LISTED ENTRIES:
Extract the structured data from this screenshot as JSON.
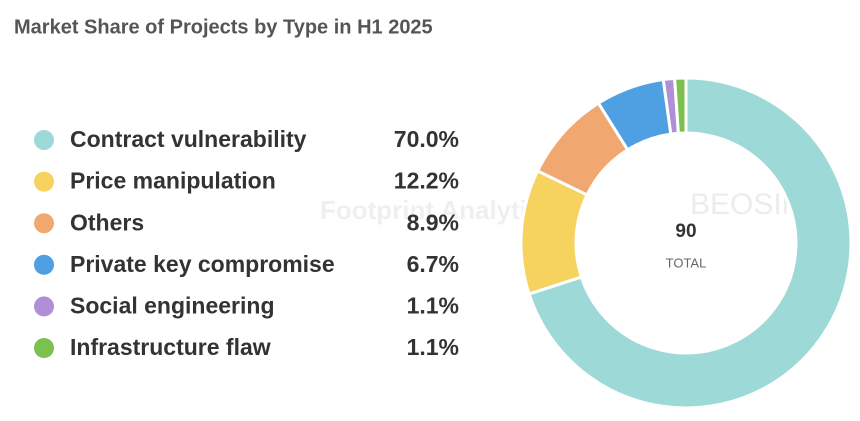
{
  "chart_data": {
    "type": "donut",
    "title": "Market Share of Projects by Type in H1 2025",
    "categories": [
      "Contract vulnerability",
      "Price manipulation",
      "Others",
      "Private key compromise",
      "Social engineering",
      "Infrastructure flaw"
    ],
    "values": [
      70.0,
      12.2,
      8.9,
      6.7,
      1.1,
      1.1
    ],
    "value_labels": [
      "70.0%",
      "12.2%",
      "8.9%",
      "6.7%",
      "1.1%",
      "1.1%"
    ],
    "colors": [
      "#9dd9d7",
      "#f6d25e",
      "#f0a870",
      "#4f9fe3",
      "#b08fd6",
      "#7cc04f"
    ],
    "total": 90,
    "total_label": "TOTAL",
    "watermarks": [
      "Footprint Analytics",
      "BEOSIN"
    ]
  }
}
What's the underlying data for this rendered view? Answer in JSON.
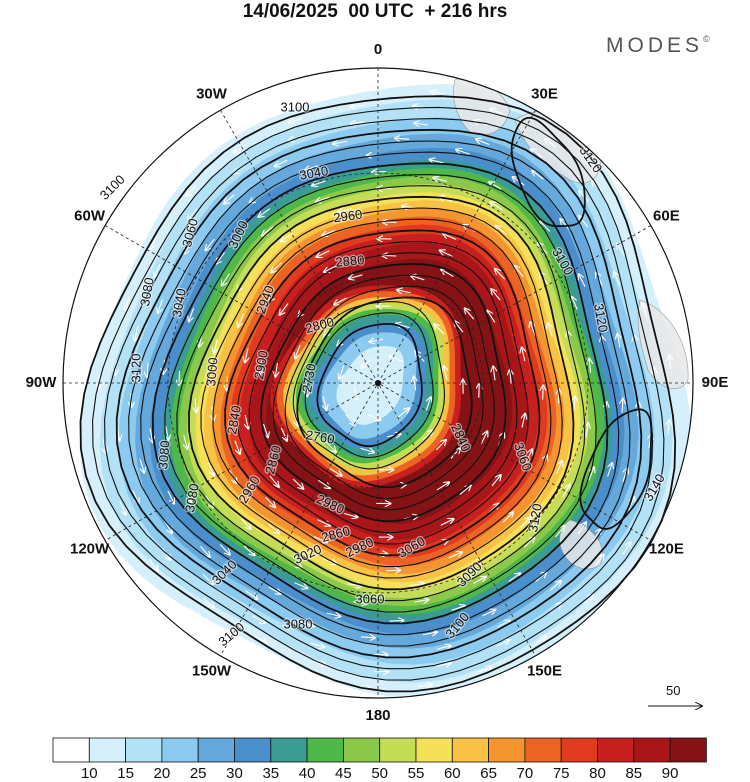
{
  "title": "14/06/2025  00 UTC  + 216 hrs",
  "brand": {
    "name": "MODES",
    "mark": "©"
  },
  "longitude_labels": [
    {
      "text": "0",
      "lon": 0
    },
    {
      "text": "30E",
      "lon": 30
    },
    {
      "text": "60E",
      "lon": 60
    },
    {
      "text": "90E",
      "lon": 90
    },
    {
      "text": "120E",
      "lon": 120
    },
    {
      "text": "150E",
      "lon": 150
    },
    {
      "text": "180",
      "lon": 180
    },
    {
      "text": "150W",
      "lon": -150
    },
    {
      "text": "120W",
      "lon": -120
    },
    {
      "text": "90W",
      "lon": -90
    },
    {
      "text": "60W",
      "lon": -60
    },
    {
      "text": "30W",
      "lon": -30
    }
  ],
  "contour_labels": [
    {
      "text": "3100"
    },
    {
      "text": "3120"
    },
    {
      "text": "3040"
    },
    {
      "text": "3100"
    },
    {
      "text": "2960"
    },
    {
      "text": "3060"
    },
    {
      "text": "3000"
    },
    {
      "text": "2880"
    },
    {
      "text": "3100"
    },
    {
      "text": "3080"
    },
    {
      "text": "3040"
    },
    {
      "text": "2940"
    },
    {
      "text": "2800"
    },
    {
      "text": "3120"
    },
    {
      "text": "3120"
    },
    {
      "text": "2730"
    },
    {
      "text": "3000"
    },
    {
      "text": "2900"
    },
    {
      "text": "2840"
    },
    {
      "text": "3080"
    },
    {
      "text": "2760"
    },
    {
      "text": "2840"
    },
    {
      "text": "2860"
    },
    {
      "text": "3060"
    },
    {
      "text": "3140"
    },
    {
      "text": "3080"
    },
    {
      "text": "2960"
    },
    {
      "text": "2980"
    },
    {
      "text": "2860"
    },
    {
      "text": "3120"
    },
    {
      "text": "3060"
    },
    {
      "text": "2980"
    },
    {
      "text": "3020"
    },
    {
      "text": "3040"
    },
    {
      "text": "3090"
    },
    {
      "text": "3060"
    },
    {
      "text": "3080"
    },
    {
      "text": "3100"
    },
    {
      "text": "3100"
    }
  ],
  "reference_vector": {
    "label": "50"
  },
  "colorbar": {
    "labels": [
      "10",
      "15",
      "20",
      "25",
      "30",
      "35",
      "40",
      "45",
      "50",
      "55",
      "60",
      "65",
      "70",
      "75",
      "80",
      "85",
      "90"
    ],
    "colors": [
      "#ffffff",
      "#d6f0fb",
      "#b3e2f7",
      "#8ccbef",
      "#65a9dc",
      "#4a8fcb",
      "#3a9c92",
      "#4fb848",
      "#8cc94a",
      "#c5dd56",
      "#f5e05a",
      "#f8c244",
      "#f4952f",
      "#eb6424",
      "#e03a1f",
      "#c8201e",
      "#a8161a",
      "#851214"
    ]
  }
}
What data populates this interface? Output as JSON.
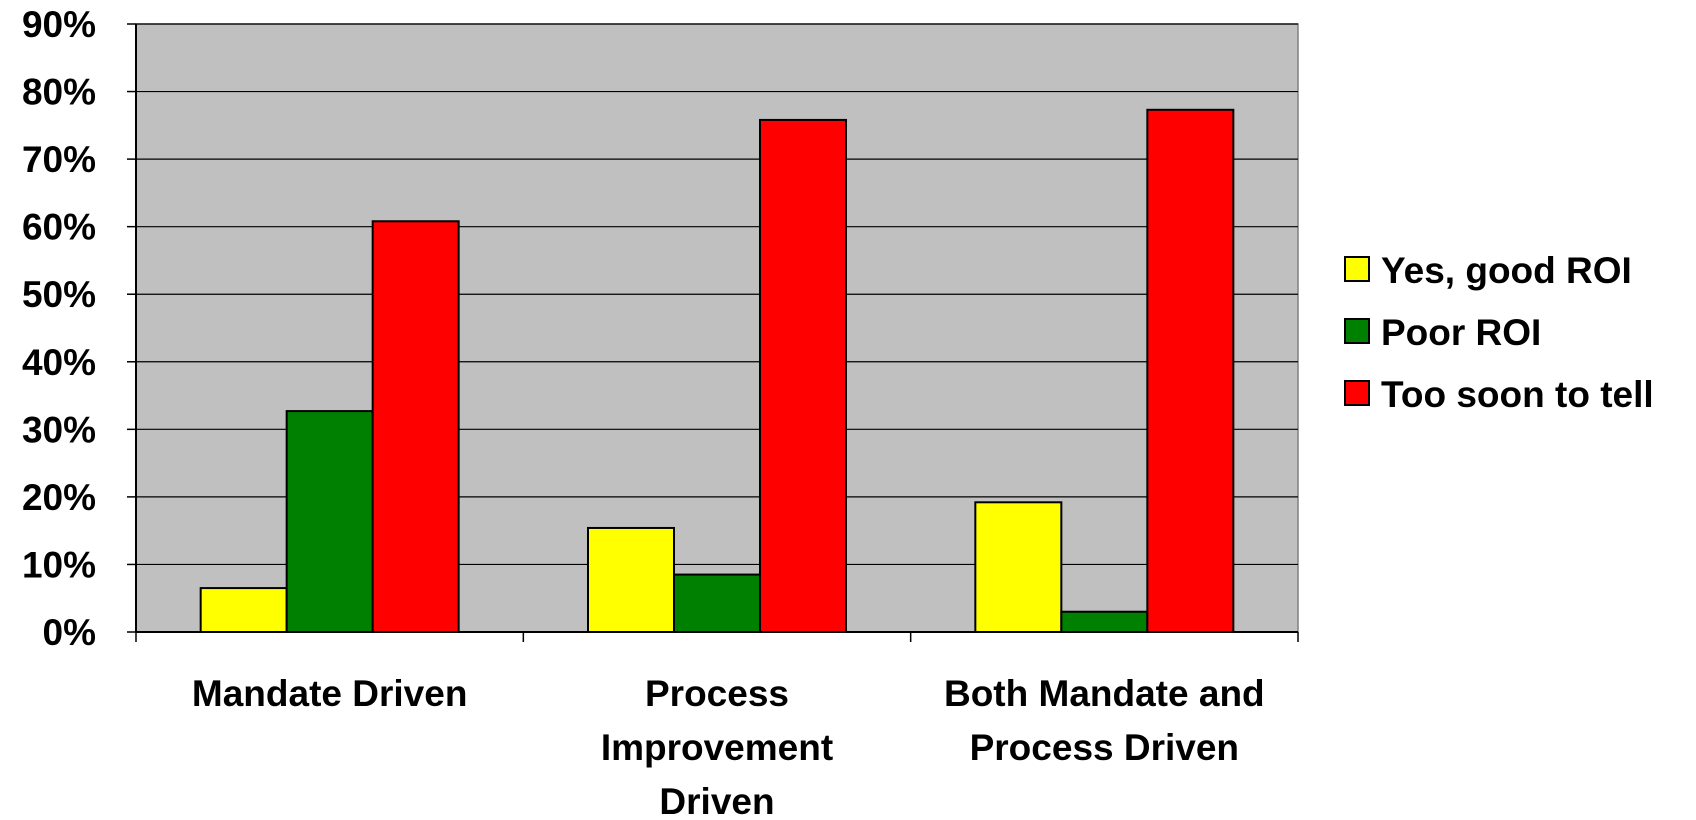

TASK DIRECTIONS:
Omit every picture, and otherwise quote the entries exactly.

RESULT OF THE EXERCISE:
Extract the structured data from this screenshot as JSON.
{
  "chart_data": {
    "type": "donut",
    "title": "Market Share of Projects by Type in H1 2025",
    "categories": [
      "Contract vulnerability",
      "Price manipulation",
      "Others",
      "Private key compromise",
      "Social engineering",
      "Infrastructure flaw"
    ],
    "values": [
      70.0,
      12.2,
      8.9,
      6.7,
      1.1,
      1.1
    ],
    "value_labels": [
      "70.0%",
      "12.2%",
      "8.9%",
      "6.7%",
      "1.1%",
      "1.1%"
    ],
    "colors": [
      "#9dd9d7",
      "#f6d25e",
      "#f0a870",
      "#4f9fe3",
      "#b08fd6",
      "#7cc04f"
    ],
    "total": 90,
    "total_label": "TOTAL",
    "watermarks": [
      "Footprint Analytics",
      "BEOSIN"
    ]
  }
}
What's the underlying data for this rendered view? Answer in JSON.
{
  "title": "14/06/2025  00 UTC  + 216 hrs",
  "brand": {
    "name": "MODES",
    "mark": "©"
  },
  "longitude_labels": [
    {
      "text": "0",
      "lon": 0
    },
    {
      "text": "30E",
      "lon": 30
    },
    {
      "text": "60E",
      "lon": 60
    },
    {
      "text": "90E",
      "lon": 90
    },
    {
      "text": "120E",
      "lon": 120
    },
    {
      "text": "150E",
      "lon": 150
    },
    {
      "text": "180",
      "lon": 180
    },
    {
      "text": "150W",
      "lon": -150
    },
    {
      "text": "120W",
      "lon": -120
    },
    {
      "text": "90W",
      "lon": -90
    },
    {
      "text": "60W",
      "lon": -60
    },
    {
      "text": "30W",
      "lon": -30
    }
  ],
  "contour_labels": [
    {
      "text": "3100"
    },
    {
      "text": "3120"
    },
    {
      "text": "3040"
    },
    {
      "text": "3100"
    },
    {
      "text": "2960"
    },
    {
      "text": "3060"
    },
    {
      "text": "3000"
    },
    {
      "text": "2880"
    },
    {
      "text": "3100"
    },
    {
      "text": "3080"
    },
    {
      "text": "3040"
    },
    {
      "text": "2940"
    },
    {
      "text": "2800"
    },
    {
      "text": "3120"
    },
    {
      "text": "3120"
    },
    {
      "text": "2730"
    },
    {
      "text": "3000"
    },
    {
      "text": "2900"
    },
    {
      "text": "2840"
    },
    {
      "text": "3080"
    },
    {
      "text": "2760"
    },
    {
      "text": "2840"
    },
    {
      "text": "2860"
    },
    {
      "text": "3060"
    },
    {
      "text": "3140"
    },
    {
      "text": "3080"
    },
    {
      "text": "2960"
    },
    {
      "text": "2980"
    },
    {
      "text": "2860"
    },
    {
      "text": "3120"
    },
    {
      "text": "3060"
    },
    {
      "text": "2980"
    },
    {
      "text": "3020"
    },
    {
      "text": "3040"
    },
    {
      "text": "3090"
    },
    {
      "text": "3060"
    },
    {
      "text": "3080"
    },
    {
      "text": "3100"
    },
    {
      "text": "3100"
    }
  ],
  "reference_vector": {
    "label": "50"
  },
  "colorbar": {
    "labels": [
      "10",
      "15",
      "20",
      "25",
      "30",
      "35",
      "40",
      "45",
      "50",
      "55",
      "60",
      "65",
      "70",
      "75",
      "80",
      "85",
      "90"
    ],
    "colors": [
      "#ffffff",
      "#d6f0fb",
      "#b3e2f7",
      "#8ccbef",
      "#65a9dc",
      "#4a8fcb",
      "#3a9c92",
      "#4fb848",
      "#8cc94a",
      "#c5dd56",
      "#f5e05a",
      "#f8c244",
      "#f4952f",
      "#eb6424",
      "#e03a1f",
      "#c8201e",
      "#a8161a",
      "#851214"
    ]
  }
}
What data populates this interface? Output as JSON.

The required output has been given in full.